----- Source document

Posted on May 3, 2021

Way back before passage of the Tax Cuts and Jobs Act, it was widely recognized that any international tax reform that exempted foreign income should disallow deductions for expenses allocable to foreign income. That would be a rock-solid application of long-standing economic, accounting, and legal principles. Back then, this brake on tax benefits of territorial taxation was grudgingly acceptable to pro-business proponents of territorial taxation because revenue losses had to be trimmed if the overall goal of reform was to be achieved.

But in late 2017 the idea that tax reform wouldn’t reduce taxes vanished into thin air. The House Budget Committee on July 27 of that year had approved a budget resolution that kept tax reform revenue neutral. But a mere three months later on October 26, after years of conditioning tax reform on revenue neutrality, Congress adopted the Senate budget resolution allowing a $1.5 trillion tax cut. And so a plethora of painful revenue offsets were no longer needed. Among them was a disallowance, or a proxy for a disallowance, of deductions against U.S. income for expenses allocable to exempt foreign income.

----------

■ **Aim**:
Copy the passage on expense deductions under territorial taxation word for word.

----- Entries

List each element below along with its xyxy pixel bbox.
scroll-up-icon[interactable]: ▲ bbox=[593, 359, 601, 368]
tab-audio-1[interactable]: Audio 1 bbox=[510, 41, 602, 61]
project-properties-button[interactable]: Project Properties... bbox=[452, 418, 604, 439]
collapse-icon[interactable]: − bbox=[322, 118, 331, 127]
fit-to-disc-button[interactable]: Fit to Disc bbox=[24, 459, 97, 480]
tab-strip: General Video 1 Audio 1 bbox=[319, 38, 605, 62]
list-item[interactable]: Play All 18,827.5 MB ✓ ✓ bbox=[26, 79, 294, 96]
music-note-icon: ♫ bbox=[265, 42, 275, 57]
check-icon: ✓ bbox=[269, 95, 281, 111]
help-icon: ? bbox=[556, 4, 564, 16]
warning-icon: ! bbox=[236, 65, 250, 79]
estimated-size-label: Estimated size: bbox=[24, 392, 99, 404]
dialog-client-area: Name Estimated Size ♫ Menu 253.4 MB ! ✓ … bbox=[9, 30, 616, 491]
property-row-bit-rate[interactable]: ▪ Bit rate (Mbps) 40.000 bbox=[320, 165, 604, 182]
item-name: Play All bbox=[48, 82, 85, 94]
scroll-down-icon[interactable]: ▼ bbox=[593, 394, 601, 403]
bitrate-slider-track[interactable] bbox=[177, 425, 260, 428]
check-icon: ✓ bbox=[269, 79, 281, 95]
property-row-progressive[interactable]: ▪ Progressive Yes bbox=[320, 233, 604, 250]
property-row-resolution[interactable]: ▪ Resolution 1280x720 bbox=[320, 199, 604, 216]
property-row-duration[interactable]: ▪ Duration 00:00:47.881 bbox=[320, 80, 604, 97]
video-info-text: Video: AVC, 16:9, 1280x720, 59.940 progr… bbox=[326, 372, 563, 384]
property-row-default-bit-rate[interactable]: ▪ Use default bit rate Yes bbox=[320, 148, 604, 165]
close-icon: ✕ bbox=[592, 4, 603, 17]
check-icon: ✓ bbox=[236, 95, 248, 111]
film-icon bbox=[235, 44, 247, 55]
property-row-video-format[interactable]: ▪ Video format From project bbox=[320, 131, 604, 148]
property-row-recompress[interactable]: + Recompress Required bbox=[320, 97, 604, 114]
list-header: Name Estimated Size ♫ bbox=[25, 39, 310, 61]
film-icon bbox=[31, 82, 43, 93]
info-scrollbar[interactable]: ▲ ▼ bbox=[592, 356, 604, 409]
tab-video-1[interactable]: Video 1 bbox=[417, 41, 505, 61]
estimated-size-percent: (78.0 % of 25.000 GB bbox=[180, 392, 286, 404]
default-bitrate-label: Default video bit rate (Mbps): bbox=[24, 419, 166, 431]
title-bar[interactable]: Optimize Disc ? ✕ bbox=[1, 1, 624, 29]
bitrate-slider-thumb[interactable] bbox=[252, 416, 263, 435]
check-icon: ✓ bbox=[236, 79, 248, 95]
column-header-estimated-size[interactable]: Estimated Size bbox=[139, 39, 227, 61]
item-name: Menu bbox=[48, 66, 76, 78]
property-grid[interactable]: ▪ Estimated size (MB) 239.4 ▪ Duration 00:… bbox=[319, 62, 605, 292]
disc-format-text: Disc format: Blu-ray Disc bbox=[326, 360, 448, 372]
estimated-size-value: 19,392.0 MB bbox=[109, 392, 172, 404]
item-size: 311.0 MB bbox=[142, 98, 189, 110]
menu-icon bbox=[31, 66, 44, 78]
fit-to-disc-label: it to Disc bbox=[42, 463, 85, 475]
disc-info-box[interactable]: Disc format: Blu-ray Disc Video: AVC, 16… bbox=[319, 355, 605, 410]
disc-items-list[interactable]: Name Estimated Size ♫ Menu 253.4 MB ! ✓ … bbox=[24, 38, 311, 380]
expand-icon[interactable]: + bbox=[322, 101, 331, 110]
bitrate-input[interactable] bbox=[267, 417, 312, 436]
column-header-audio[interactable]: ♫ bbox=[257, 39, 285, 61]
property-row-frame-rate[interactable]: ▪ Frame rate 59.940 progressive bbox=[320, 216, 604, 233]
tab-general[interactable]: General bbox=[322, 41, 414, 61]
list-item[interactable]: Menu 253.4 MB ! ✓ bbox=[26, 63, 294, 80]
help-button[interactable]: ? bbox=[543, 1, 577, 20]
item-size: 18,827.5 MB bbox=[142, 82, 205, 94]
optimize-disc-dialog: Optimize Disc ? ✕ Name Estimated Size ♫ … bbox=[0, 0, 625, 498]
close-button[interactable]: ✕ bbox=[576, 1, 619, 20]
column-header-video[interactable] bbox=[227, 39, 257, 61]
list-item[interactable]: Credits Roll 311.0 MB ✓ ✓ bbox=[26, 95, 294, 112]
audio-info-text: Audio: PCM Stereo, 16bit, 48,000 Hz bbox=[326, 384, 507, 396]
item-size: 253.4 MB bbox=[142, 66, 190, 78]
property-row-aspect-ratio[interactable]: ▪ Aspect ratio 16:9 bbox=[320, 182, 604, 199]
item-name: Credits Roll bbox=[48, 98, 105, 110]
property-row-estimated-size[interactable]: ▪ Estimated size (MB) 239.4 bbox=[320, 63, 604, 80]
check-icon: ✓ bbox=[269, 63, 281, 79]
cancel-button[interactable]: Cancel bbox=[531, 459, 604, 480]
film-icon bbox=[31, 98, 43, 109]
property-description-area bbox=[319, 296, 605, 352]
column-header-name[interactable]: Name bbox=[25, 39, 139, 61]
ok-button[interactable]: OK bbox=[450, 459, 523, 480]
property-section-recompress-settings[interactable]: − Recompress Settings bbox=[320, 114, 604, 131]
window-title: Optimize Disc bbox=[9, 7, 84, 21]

----------
----- Entries

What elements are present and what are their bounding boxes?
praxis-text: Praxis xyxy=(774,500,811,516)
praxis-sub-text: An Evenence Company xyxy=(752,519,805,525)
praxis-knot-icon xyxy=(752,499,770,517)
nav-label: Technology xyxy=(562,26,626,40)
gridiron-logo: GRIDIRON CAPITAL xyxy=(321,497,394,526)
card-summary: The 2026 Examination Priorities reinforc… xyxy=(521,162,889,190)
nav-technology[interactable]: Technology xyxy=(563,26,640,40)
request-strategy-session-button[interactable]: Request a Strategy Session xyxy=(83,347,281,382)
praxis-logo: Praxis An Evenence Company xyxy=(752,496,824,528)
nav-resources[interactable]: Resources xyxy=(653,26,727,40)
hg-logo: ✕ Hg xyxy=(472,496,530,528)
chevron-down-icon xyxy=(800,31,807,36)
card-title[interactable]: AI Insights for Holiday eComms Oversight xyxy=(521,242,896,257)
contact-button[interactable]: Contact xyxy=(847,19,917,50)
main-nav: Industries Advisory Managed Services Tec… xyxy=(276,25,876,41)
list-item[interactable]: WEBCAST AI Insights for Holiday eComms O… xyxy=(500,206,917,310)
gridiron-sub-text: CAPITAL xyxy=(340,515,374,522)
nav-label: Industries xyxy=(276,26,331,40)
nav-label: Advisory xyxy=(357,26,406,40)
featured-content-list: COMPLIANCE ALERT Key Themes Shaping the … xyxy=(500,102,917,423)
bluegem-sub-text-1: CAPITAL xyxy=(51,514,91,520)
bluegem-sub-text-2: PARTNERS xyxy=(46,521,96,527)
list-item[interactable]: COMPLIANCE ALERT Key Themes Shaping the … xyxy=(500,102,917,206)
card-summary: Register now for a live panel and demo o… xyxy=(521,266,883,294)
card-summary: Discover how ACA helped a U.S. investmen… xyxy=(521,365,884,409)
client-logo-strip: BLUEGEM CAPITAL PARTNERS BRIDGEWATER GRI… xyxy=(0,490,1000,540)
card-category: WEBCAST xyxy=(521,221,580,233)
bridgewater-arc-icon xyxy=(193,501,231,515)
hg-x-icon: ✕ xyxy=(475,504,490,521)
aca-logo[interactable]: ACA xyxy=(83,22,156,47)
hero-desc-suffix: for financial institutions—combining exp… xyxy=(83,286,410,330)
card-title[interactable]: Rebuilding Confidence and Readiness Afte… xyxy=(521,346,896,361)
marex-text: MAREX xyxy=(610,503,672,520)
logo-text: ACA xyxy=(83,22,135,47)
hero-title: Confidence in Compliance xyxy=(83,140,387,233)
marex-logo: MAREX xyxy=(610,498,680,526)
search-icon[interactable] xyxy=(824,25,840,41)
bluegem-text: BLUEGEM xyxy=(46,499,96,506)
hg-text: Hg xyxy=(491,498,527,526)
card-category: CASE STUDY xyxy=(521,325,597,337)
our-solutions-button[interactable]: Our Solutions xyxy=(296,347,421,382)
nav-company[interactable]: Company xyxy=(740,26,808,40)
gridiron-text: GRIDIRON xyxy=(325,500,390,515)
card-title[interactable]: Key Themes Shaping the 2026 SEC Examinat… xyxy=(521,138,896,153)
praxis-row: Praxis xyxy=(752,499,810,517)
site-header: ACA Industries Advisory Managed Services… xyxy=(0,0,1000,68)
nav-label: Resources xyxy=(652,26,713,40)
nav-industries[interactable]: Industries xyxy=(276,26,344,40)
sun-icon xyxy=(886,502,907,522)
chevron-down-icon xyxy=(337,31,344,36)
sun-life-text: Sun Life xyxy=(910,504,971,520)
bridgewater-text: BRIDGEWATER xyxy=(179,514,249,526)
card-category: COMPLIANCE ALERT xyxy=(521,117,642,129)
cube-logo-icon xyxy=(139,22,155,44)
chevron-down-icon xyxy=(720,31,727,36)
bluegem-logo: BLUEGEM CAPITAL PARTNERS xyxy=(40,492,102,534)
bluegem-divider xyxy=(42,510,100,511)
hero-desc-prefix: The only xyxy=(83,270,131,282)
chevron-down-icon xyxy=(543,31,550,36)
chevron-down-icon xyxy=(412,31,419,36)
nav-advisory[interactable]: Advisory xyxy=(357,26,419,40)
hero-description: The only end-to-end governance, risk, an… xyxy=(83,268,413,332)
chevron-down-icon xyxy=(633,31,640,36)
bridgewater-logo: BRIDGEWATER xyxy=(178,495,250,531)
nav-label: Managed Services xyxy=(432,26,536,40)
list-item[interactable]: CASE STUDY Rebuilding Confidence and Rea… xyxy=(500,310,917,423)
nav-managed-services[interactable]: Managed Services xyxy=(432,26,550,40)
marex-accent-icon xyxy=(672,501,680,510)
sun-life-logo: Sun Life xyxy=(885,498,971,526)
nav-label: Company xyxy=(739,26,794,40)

----------

■ **Result of the task**:
Posted on May 3, 2021

Way back before passage of the Tax Cuts and Jobs Act, it was widely recognized that any international tax reform that exempted foreign income should disallow deductions for expenses allocable to foreign income. That would be a rock-solid application of long-standing economic, accounting, and legal principles. Back then, this brake on tax benefits of territorial taxation was grudgingly acceptable to pro-business proponents of territorial taxation because revenue losses had to be trimmed if the overall goal of reform was to be achieved.

But in late 2017 the idea that tax reform wouldn’t reduce taxes vanished into thin air. The House Budget Committee on July 27 of that year had approved a budget resolution that kept tax reform revenue neutral. But a mere three months later on October 26, after years of conditioning tax reform on revenue neutrality, Congress adopted the Senate budget resolution allowing a $1.5 trillion tax cut. And so a plethora of painful revenue offsets were no longer needed. Among them was a disallowance, or a proxy for a disallowance, of deductions against U.S. income for expenses allocable to exempt foreign income.